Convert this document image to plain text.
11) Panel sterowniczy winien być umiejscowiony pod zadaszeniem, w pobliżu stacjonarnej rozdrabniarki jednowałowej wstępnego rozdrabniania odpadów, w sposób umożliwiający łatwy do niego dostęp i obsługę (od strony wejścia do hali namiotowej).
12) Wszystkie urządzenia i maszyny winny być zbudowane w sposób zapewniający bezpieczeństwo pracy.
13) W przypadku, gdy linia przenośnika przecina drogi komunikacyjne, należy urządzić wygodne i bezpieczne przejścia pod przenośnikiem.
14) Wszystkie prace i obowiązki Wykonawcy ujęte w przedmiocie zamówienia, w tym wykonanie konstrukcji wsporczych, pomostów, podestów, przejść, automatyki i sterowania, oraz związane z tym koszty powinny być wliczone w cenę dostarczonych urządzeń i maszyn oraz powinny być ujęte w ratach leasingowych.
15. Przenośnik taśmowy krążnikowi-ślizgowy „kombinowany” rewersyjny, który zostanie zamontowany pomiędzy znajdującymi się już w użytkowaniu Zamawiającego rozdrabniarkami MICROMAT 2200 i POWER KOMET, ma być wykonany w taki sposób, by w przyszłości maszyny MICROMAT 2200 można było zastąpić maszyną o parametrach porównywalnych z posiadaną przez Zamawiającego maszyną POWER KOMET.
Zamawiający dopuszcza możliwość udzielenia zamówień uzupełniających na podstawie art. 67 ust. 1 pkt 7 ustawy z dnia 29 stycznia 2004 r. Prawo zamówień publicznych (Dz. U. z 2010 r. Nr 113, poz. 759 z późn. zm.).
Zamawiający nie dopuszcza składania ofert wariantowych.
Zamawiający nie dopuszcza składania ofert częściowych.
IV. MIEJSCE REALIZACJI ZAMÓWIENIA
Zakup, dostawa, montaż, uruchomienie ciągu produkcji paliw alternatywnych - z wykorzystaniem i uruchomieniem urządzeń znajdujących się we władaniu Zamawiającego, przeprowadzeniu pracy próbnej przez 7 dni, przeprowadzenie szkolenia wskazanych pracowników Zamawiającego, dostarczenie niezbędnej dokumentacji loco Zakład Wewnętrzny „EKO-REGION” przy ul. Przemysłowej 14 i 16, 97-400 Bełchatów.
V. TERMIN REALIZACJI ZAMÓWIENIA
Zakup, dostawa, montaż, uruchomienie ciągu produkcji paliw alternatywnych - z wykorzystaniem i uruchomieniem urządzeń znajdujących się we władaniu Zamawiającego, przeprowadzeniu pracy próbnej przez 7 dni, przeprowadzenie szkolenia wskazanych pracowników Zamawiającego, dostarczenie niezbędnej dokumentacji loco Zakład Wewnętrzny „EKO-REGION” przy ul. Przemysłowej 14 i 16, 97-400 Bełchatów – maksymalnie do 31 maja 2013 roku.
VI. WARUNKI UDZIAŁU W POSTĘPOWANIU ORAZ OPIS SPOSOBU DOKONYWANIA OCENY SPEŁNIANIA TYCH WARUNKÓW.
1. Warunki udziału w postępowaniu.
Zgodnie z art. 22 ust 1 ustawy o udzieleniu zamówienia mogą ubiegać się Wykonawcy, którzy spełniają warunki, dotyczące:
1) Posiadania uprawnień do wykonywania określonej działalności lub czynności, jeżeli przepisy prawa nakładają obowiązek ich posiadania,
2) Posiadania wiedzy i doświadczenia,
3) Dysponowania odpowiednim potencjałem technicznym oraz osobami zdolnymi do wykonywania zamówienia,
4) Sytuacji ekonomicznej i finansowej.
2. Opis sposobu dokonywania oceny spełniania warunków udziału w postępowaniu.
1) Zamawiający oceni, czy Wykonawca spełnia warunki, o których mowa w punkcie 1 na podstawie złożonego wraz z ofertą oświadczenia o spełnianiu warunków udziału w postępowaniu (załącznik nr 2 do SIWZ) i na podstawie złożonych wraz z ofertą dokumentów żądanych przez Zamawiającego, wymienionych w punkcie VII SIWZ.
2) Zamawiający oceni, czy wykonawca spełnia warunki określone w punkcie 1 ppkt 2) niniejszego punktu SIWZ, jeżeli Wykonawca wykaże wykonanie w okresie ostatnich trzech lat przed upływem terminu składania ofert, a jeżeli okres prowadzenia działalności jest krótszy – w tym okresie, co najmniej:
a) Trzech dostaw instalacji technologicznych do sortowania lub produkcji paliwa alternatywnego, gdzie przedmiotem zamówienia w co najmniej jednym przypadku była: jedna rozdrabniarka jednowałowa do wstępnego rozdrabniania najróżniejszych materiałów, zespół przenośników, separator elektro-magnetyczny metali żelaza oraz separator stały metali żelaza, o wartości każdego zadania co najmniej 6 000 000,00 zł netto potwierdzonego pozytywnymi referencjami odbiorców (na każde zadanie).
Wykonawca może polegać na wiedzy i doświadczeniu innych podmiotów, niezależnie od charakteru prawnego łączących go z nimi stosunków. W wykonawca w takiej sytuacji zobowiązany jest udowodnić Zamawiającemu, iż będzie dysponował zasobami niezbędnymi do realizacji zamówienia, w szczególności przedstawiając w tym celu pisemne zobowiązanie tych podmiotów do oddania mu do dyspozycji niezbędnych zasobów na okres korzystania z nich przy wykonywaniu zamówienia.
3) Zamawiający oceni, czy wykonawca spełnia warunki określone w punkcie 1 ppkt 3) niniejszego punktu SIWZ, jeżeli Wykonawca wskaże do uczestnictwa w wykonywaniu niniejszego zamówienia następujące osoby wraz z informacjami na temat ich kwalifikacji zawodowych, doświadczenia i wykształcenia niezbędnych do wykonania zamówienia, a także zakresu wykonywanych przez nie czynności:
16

• WHAT THE TASK ASKS:
Only the number is wanted: how many lines of these entries contain the string "doświadczenia"?

• REPLY:
2